** TASK REQUIREMENTS **
Copy out the complete listing, word for word.

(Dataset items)
+ + + + +
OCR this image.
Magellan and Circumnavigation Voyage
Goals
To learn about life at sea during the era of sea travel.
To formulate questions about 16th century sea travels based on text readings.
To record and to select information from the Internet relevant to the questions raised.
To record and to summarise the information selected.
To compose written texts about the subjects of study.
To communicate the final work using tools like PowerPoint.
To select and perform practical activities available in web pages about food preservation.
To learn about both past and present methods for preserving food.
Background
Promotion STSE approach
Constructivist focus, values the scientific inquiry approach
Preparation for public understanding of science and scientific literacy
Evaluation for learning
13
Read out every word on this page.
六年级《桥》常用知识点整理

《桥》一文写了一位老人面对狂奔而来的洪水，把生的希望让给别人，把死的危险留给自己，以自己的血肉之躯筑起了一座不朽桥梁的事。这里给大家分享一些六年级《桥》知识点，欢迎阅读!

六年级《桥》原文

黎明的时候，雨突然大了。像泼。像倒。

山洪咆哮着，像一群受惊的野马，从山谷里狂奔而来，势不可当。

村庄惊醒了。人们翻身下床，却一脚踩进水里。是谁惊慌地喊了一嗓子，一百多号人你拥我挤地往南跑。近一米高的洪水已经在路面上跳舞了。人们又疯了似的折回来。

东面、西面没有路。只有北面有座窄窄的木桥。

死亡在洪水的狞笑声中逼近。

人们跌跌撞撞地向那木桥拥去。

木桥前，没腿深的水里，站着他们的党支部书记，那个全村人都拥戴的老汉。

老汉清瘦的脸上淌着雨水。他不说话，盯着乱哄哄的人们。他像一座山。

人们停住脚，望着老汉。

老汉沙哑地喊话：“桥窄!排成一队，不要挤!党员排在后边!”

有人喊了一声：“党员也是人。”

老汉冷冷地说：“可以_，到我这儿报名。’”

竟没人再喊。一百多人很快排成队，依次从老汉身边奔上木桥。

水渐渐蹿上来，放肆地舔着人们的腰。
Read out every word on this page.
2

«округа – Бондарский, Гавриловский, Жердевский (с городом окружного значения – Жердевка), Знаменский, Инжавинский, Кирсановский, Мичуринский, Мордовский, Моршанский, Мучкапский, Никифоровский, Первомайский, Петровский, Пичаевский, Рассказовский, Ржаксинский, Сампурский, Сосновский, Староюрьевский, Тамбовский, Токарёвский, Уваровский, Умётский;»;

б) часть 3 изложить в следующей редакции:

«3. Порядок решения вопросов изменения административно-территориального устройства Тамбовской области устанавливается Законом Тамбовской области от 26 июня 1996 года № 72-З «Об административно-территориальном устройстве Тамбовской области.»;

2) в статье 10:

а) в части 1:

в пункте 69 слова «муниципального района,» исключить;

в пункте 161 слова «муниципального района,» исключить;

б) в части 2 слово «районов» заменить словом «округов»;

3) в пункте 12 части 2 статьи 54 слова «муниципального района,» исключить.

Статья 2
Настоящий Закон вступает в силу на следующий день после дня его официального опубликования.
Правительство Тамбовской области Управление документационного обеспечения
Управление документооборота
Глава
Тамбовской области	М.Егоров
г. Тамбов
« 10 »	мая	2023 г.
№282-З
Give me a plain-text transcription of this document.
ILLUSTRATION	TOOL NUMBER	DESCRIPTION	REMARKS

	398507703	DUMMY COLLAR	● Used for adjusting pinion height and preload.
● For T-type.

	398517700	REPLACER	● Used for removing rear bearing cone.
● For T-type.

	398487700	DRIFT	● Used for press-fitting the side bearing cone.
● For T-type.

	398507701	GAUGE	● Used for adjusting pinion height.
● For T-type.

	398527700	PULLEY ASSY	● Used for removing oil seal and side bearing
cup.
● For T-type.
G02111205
+ + + + +
** CORRECT ANSWER **
OCR this image.
Magellan and Circumnavigation Voyage
Goals
To learn about life at sea during the era of sea travel.
To formulate questions about 16th century sea travels based on text readings.
To record and to select information from the Internet relevant to the questions raised.
To record and to summarise the information selected.
To compose written texts about the subjects of study.
To communicate the final work using tools like PowerPoint.
To select and perform practical activities available in web pages about food preservation.
To learn about both past and present methods for preserving food.
Background
Promotion STSE approach
Constructivist focus, values the scientific inquiry approach
Preparation for public understanding of science and scientific literacy
Evaluation for learning
13
Read out every word on this page.
六年级《桥》常用知识点整理

《桥》一文写了一位老人面对狂奔而来的洪水，把生的希望让给别人，把死的危险留给自己，以自己的血肉之躯筑起了一座不朽桥梁的事。这里给大家分享一些六年级《桥》知识点，欢迎阅读!

六年级《桥》原文

黎明的时候，雨突然大了。像泼。像倒。

山洪咆哮着，像一群受惊的野马，从山谷里狂奔而来，势不可当。

村庄惊醒了。人们翻身下床，却一脚踩进水里。是谁惊慌地喊了一嗓子，一百多号人你拥我挤地往南跑。近一米高的洪水已经在路面上跳舞了。人们又疯了似的折回来。

东面、西面没有路。只有北面有座窄窄的木桥。

死亡在洪水的狞笑声中逼近。

人们跌跌撞撞地向那木桥拥去。

木桥前，没腿深的水里，站着他们的党支部书记，那个全村人都拥戴的老汉。

老汉清瘦的脸上淌着雨水。他不说话，盯着乱哄哄的人们。他像一座山。

人们停住脚，望着老汉。

老汉沙哑地喊话：“桥窄!排成一队，不要挤!党员排在后边!”

有人喊了一声：“党员也是人。”

老汉冷冷地说：“可以_，到我这儿报名。’”

竟没人再喊。一百多人很快排成队，依次从老汉身边奔上木桥。

水渐渐蹿上来，放肆地舔着人们的腰。
Read out every word on this page.
2

«округа – Бондарский, Гавриловский, Жердевский (с городом окружного значения – Жердевка), Знаменский, Инжавинский, Кирсановский, Мичуринский, Мордовский, Моршанский, Мучкапский, Никифоровский, Первомайский, Петровский, Пичаевский, Рассказовский, Ржаксинский, Сампурский, Сосновский, Староюрьевский, Тамбовский, Токарёвский, Уваровский, Умётский;»;

б) часть 3 изложить в следующей редакции:

«3. Порядок решения вопросов изменения административно-территориального устройства Тамбовской области устанавливается Законом Тамбовской области от 26 июня 1996 года № 72-З «Об административно-территориальном устройстве Тамбовской области.»;

2) в статье 10:

а) в части 1:

в пункте 69 слова «муниципального района,» исключить;

в пункте 161 слова «муниципального района,» исключить;

б) в части 2 слово «районов» заменить словом «округов»;

3) в пункте 12 части 2 статьи 54 слова «муниципального района,» исключить.

Статья 2
Настоящий Закон вступает в силу на следующий день после дня его официального опубликования.
Правительство Тамбовской области Управление документационного обеспечения
Управление документооборота
Глава
Тамбовской области	М.Егоров
г. Тамбов
« 10 »	мая	2023 г.
№282-З
Give me a plain-text transcription of this document.
ILLUSTRATION	TOOL NUMBER	DESCRIPTION	REMARKS

	398507703	DUMMY COLLAR	● Used for adjusting pinion height and preload.
● For T-type.

	398517700	REPLACER	● Used for removing rear bearing cone.
● For T-type.

	398487700	DRIFT	● Used for press-fitting the side bearing cone.
● For T-type.

	398507701	GAUGE	● Used for adjusting pinion height.
● For T-type.

	398527700	PULLEY ASSY	● Used for removing oil seal and side bearing
cup.
● For T-type.
G02111205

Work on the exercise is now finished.